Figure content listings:
# # # # #

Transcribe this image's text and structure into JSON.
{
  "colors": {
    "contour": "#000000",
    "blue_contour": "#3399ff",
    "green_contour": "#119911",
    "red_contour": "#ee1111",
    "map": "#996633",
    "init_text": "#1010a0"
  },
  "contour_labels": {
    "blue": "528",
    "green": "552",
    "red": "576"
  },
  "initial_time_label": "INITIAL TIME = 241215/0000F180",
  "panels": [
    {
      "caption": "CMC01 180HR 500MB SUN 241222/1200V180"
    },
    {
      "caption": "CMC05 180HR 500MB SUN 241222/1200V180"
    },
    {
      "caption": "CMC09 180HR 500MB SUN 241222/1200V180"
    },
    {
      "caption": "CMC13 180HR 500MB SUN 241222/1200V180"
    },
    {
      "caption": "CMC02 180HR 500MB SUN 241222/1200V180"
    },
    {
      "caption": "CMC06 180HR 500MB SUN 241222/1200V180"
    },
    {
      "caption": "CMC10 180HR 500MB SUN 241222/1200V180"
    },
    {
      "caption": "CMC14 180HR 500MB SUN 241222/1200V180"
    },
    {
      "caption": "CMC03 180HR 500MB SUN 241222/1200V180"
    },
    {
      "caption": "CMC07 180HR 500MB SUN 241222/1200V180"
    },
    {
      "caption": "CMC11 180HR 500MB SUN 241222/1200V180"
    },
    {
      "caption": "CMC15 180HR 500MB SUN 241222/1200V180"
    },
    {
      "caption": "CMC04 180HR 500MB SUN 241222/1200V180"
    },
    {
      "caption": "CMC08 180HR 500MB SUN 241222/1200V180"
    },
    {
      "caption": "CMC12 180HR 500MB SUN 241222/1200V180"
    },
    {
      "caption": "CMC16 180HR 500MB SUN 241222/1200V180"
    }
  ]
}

# # # # #

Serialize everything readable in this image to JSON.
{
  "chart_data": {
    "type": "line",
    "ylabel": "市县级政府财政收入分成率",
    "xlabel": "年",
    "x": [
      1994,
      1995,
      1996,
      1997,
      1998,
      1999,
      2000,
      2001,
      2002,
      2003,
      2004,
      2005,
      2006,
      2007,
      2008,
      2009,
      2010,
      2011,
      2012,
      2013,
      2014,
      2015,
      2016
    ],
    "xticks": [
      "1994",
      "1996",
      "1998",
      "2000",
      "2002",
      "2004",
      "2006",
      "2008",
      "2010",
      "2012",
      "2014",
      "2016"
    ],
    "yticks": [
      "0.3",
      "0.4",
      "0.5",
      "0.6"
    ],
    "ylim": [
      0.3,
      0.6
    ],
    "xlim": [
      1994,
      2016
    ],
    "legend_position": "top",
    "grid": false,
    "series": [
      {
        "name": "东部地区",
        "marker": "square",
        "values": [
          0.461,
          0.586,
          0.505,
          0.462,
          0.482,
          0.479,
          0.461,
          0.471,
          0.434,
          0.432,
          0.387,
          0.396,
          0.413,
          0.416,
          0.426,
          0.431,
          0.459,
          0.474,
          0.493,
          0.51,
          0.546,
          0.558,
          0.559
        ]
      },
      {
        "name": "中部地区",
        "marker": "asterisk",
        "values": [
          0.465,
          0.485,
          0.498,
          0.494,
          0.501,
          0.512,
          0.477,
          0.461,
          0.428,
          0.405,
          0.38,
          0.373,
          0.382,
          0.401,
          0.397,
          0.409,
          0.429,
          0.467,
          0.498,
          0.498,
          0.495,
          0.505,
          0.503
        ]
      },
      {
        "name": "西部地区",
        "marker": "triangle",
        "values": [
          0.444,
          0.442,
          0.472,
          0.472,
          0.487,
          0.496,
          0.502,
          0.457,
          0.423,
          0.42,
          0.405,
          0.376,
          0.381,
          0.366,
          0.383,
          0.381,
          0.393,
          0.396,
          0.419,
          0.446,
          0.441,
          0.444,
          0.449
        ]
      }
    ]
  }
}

# # # # #

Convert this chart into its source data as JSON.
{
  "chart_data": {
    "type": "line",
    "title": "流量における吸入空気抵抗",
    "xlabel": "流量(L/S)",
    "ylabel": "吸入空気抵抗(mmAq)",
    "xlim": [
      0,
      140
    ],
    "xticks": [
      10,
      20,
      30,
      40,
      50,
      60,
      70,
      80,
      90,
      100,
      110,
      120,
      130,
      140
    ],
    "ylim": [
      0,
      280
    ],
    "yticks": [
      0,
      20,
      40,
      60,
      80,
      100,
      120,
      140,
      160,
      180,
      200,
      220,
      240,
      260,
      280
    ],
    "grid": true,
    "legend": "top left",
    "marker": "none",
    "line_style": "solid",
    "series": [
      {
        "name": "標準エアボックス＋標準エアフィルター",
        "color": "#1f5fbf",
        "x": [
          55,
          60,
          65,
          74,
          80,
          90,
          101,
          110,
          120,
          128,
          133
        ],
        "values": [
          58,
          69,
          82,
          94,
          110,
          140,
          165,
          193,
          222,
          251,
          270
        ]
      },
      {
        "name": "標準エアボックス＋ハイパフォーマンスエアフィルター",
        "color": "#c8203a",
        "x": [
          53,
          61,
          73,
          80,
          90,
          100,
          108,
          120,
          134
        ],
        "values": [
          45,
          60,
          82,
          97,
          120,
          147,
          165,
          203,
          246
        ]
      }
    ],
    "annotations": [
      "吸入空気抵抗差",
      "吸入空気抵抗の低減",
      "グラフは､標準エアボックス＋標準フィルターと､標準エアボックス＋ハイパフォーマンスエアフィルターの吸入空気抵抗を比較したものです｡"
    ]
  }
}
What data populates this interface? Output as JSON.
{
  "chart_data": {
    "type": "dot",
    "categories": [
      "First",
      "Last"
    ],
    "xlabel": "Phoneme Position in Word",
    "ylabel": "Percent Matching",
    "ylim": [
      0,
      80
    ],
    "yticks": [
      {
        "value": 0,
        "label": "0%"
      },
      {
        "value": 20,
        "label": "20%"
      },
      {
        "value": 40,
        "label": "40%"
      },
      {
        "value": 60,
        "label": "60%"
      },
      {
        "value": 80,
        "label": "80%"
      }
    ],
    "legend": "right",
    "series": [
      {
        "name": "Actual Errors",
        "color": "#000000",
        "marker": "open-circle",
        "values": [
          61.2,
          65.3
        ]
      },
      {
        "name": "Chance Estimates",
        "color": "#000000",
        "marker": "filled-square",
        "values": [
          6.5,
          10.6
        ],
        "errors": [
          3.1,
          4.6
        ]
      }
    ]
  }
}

# # # # #

#### [WHAT NEEDS TO BE DONE]
From the records above, report the count of lines containing "name" and nothing more.

#### [WRITTEN RESPONSE]
7